━━━━━ Data for the task ━━━━━

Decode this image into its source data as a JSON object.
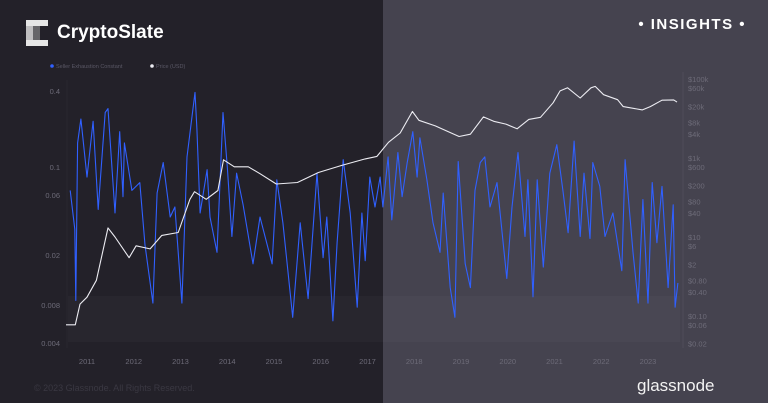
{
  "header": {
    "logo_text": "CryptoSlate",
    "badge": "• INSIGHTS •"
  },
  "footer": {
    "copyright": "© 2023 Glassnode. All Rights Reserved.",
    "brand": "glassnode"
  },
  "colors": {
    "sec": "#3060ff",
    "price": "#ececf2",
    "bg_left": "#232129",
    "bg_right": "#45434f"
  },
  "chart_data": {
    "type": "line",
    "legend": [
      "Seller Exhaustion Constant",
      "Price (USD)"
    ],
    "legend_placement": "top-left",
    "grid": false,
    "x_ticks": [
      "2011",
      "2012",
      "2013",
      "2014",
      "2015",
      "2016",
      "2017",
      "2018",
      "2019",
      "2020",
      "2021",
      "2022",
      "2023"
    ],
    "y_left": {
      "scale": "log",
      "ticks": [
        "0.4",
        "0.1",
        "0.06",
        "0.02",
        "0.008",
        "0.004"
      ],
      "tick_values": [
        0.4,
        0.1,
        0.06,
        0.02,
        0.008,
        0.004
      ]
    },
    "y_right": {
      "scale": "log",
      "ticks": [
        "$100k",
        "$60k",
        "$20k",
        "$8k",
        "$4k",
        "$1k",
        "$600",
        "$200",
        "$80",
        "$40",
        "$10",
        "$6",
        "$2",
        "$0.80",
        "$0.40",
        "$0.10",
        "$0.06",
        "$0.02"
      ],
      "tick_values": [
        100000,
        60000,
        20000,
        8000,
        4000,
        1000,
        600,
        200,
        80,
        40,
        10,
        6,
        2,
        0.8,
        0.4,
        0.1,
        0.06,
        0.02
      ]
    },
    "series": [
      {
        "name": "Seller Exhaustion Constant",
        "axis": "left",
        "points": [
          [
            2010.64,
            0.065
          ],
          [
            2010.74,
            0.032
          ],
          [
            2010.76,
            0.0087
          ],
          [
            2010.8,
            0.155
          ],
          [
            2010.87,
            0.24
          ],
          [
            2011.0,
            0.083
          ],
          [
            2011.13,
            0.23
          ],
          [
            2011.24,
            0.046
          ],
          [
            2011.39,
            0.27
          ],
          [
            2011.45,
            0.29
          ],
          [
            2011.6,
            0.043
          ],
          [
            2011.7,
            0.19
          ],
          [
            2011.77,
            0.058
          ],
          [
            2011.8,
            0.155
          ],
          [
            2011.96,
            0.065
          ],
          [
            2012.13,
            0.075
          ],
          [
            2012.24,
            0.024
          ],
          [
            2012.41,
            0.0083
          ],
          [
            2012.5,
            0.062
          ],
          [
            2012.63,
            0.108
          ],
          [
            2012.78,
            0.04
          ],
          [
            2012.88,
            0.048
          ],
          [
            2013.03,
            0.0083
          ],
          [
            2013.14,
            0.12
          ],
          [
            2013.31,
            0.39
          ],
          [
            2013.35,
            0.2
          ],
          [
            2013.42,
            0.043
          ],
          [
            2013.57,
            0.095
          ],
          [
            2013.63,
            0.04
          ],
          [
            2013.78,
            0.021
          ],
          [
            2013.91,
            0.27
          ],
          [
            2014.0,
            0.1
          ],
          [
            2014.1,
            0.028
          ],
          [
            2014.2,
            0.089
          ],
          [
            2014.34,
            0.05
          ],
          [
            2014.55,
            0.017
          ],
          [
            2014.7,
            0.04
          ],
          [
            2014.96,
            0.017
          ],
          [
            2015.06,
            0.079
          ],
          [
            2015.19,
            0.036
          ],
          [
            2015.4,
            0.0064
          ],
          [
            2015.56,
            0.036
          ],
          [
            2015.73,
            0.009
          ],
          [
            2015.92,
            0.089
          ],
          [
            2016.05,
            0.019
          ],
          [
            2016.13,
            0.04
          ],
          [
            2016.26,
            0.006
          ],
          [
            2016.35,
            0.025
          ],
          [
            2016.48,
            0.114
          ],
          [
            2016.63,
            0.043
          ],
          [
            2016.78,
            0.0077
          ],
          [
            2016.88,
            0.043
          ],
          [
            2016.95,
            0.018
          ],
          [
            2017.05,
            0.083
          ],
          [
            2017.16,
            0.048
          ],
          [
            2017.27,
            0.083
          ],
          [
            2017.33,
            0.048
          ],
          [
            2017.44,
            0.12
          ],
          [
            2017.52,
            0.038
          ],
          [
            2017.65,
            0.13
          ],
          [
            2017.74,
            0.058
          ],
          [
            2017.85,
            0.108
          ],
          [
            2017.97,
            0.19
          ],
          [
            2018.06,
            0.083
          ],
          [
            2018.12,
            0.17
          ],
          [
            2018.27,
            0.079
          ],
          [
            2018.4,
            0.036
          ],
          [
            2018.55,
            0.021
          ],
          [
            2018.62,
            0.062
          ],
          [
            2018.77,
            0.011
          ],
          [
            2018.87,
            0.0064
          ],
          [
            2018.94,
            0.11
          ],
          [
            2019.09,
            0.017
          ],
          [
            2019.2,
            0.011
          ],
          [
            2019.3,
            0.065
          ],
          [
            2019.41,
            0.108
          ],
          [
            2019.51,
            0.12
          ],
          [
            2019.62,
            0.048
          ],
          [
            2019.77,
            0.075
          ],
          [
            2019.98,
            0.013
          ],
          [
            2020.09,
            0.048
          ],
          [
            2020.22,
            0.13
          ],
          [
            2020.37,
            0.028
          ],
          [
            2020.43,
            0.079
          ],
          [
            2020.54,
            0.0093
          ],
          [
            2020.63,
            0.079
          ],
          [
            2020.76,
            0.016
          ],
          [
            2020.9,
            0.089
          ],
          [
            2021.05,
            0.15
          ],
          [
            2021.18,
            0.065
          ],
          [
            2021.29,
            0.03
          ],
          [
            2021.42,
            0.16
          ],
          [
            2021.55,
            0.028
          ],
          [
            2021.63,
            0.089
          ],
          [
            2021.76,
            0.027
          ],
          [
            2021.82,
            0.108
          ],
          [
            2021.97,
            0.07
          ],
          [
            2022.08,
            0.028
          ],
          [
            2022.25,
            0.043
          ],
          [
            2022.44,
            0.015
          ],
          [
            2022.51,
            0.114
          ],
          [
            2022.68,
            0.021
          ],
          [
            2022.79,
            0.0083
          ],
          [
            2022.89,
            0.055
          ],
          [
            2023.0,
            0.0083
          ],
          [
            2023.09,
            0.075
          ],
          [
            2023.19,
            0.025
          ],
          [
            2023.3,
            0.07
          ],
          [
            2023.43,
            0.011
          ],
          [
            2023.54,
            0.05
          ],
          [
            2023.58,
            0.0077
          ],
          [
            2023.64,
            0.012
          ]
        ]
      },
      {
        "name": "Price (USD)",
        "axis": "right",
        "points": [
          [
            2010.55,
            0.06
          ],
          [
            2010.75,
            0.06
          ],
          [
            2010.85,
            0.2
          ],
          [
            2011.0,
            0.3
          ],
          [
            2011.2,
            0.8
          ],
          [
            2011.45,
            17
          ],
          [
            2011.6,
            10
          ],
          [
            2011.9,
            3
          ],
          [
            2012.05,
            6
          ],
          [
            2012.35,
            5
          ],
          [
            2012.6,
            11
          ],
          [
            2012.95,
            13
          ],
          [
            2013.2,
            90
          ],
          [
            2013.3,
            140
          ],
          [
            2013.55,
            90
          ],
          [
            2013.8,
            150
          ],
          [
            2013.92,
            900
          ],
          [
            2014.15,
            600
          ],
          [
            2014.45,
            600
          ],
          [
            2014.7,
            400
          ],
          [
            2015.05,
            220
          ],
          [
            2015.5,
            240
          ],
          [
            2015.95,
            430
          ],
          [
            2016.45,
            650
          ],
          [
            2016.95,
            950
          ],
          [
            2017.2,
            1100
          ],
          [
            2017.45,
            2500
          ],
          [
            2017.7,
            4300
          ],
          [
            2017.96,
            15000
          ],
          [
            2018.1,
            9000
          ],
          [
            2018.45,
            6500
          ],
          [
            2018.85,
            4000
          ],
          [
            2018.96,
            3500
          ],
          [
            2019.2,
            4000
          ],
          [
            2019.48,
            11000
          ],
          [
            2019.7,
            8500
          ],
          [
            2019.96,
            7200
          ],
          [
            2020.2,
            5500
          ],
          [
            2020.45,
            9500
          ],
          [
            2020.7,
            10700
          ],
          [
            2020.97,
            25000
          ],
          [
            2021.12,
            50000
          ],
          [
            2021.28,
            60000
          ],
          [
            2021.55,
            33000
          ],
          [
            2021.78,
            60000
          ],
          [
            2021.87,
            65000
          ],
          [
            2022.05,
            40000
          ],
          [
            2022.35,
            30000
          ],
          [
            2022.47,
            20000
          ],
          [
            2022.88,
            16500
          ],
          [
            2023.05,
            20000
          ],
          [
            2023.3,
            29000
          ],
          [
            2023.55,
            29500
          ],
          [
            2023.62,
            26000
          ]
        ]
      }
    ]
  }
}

━━━━━

What to produce — Reply with nothing but a number: how many lines of the entries above contain the string "name"?

Task response — 2